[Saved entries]
####################

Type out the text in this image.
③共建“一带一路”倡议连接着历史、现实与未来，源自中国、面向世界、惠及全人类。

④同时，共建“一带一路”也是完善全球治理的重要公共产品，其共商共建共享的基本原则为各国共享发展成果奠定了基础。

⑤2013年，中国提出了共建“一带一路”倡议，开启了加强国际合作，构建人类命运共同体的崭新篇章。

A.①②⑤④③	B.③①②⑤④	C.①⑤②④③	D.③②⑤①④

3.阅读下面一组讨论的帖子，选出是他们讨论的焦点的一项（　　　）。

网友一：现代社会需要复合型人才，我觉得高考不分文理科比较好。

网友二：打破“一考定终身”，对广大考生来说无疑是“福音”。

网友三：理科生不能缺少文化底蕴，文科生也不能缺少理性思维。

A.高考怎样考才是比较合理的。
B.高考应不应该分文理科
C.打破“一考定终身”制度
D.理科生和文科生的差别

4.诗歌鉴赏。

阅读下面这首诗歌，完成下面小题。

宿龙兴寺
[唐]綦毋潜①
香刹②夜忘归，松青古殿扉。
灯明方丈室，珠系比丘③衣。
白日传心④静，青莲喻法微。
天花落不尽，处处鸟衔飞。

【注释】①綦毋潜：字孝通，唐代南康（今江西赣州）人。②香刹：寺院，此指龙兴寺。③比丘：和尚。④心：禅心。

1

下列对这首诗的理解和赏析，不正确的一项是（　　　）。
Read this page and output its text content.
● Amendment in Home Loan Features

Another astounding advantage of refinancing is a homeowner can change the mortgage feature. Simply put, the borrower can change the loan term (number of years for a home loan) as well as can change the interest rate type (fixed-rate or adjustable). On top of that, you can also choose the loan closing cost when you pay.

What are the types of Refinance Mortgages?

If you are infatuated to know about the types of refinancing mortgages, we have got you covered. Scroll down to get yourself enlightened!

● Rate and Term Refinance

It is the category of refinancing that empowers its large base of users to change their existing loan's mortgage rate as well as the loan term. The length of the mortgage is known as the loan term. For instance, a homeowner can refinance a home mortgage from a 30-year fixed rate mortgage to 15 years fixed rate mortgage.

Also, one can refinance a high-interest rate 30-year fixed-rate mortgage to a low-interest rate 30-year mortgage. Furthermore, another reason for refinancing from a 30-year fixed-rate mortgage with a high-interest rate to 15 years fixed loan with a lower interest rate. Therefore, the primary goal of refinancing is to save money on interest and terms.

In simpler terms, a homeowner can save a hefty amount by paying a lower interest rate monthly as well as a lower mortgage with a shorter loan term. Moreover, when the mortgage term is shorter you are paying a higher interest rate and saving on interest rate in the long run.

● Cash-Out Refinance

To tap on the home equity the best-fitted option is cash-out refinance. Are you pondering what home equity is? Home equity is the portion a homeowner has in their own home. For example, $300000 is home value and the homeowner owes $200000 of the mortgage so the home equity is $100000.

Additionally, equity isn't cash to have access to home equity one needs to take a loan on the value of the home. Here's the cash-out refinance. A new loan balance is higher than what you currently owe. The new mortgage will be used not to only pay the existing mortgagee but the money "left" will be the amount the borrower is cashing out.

####################

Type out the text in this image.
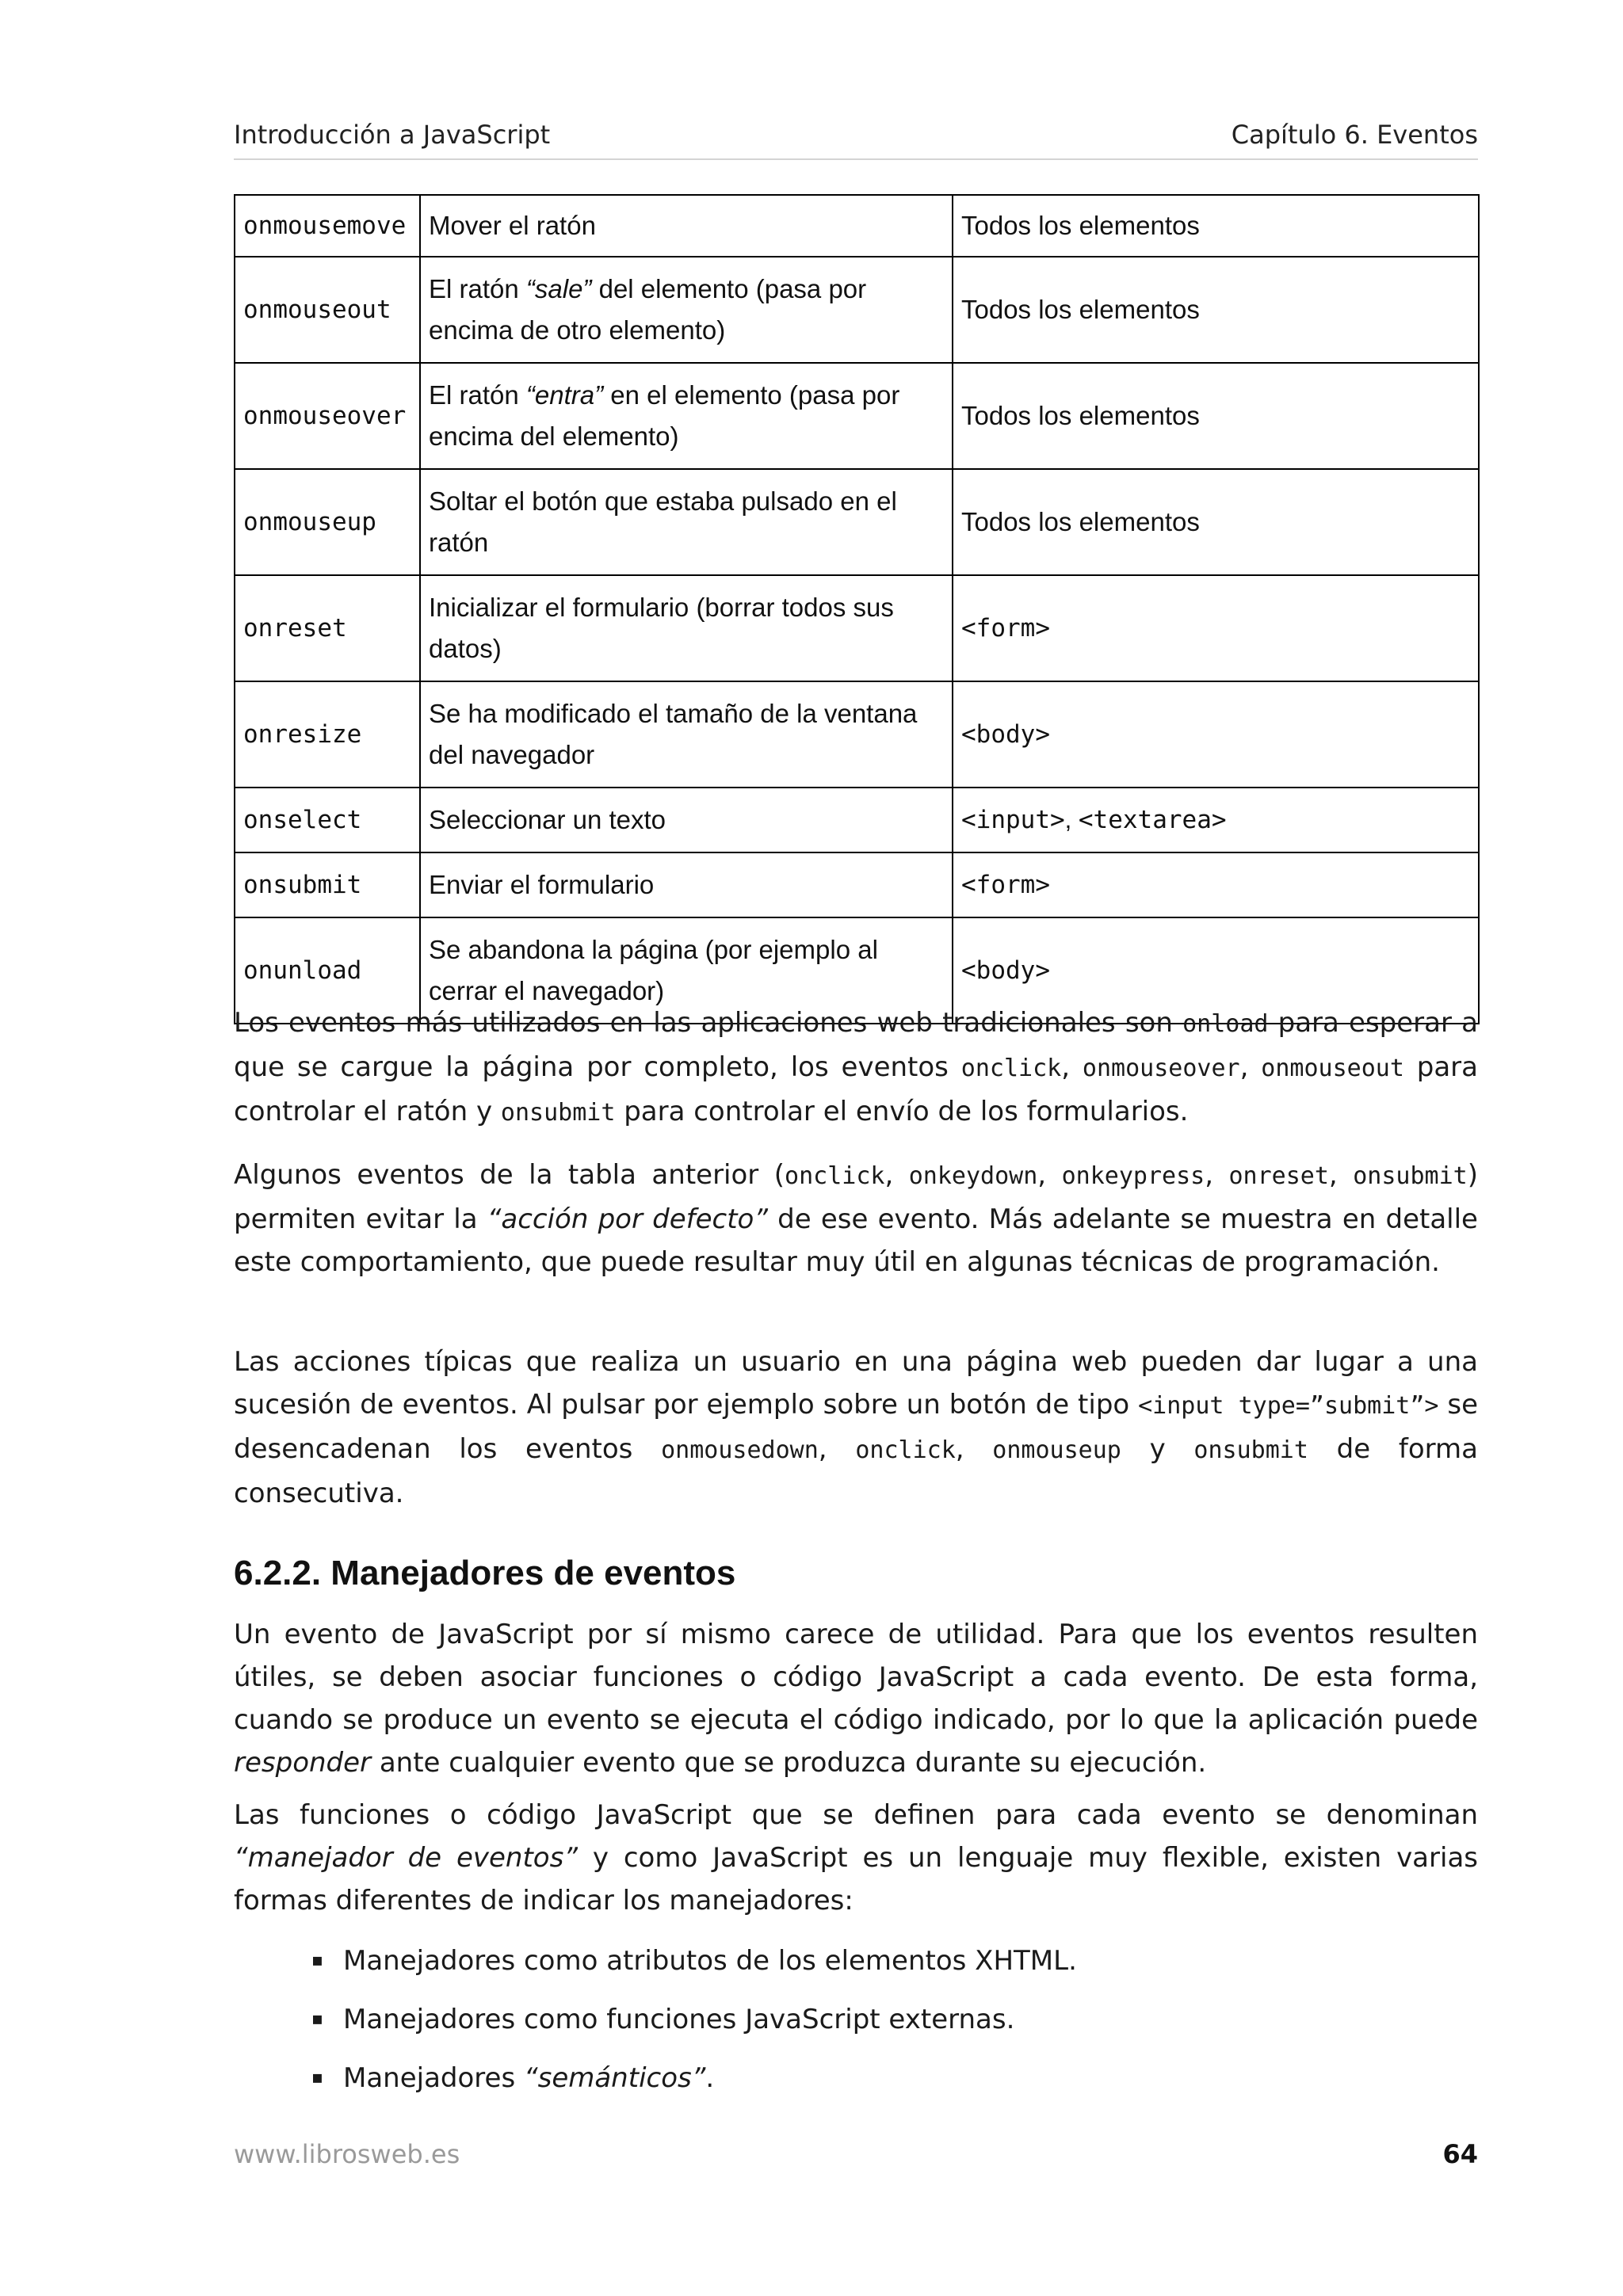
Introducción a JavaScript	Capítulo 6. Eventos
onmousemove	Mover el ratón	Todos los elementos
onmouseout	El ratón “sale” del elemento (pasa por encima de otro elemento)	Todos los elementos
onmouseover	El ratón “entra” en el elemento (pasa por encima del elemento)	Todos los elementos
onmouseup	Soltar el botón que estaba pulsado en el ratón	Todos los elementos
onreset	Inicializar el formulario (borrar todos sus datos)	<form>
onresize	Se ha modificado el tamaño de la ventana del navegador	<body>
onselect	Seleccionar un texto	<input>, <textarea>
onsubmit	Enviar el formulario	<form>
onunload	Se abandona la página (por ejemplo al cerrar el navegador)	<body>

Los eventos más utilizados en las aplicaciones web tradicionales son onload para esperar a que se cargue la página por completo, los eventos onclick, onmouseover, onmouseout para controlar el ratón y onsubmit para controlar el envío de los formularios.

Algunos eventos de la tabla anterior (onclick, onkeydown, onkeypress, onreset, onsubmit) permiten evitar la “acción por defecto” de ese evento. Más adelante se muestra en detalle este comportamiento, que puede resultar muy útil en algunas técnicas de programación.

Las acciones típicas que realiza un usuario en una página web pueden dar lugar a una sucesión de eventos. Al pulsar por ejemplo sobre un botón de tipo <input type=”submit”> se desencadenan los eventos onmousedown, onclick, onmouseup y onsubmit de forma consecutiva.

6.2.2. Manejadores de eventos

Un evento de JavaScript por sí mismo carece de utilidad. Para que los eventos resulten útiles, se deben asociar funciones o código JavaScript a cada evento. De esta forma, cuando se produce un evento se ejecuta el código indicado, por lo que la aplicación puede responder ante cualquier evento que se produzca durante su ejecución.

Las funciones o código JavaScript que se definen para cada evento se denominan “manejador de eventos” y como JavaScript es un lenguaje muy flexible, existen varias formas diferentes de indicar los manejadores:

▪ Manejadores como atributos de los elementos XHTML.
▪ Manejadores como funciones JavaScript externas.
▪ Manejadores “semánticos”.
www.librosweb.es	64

####################

Task goal:
Find the word "homeowner" in the entries above and gather every line that holds it.

Full output:
Another astounding advantage of refinancing is a homeowner can change the mortgage feature. Simply put, the borrower can change the loan term (number of years for a home loan) as well as can change the interest rate type (fixed-rate or adjustable). On top of that, you can also choose the loan closing cost when you pay.
It is the category of refinancing that empowers its large base of users to change their existing loan's mortgage rate as well as the loan term. The length of the mortgage is known as the loan term. For instance, a homeowner can refinance a home mortgage from a 30-year fixed rate mortgage to 15 years fixed rate mortgage.
In simpler terms, a homeowner can save a hefty amount by paying a lower interest rate monthly as well as a lower mortgage with a shorter loan term. Moreover, when the mortgage term is shorter you are paying a higher interest rate and saving on interest rate in the long run.
To tap on the home equity the best-fitted option is cash-out refinance. Are you pondering what home equity is? Home equity is the portion a homeowner has in their own home. For example, $300000 is home value and the homeowner owes $200000 of the mortgage so the home equity is $100000.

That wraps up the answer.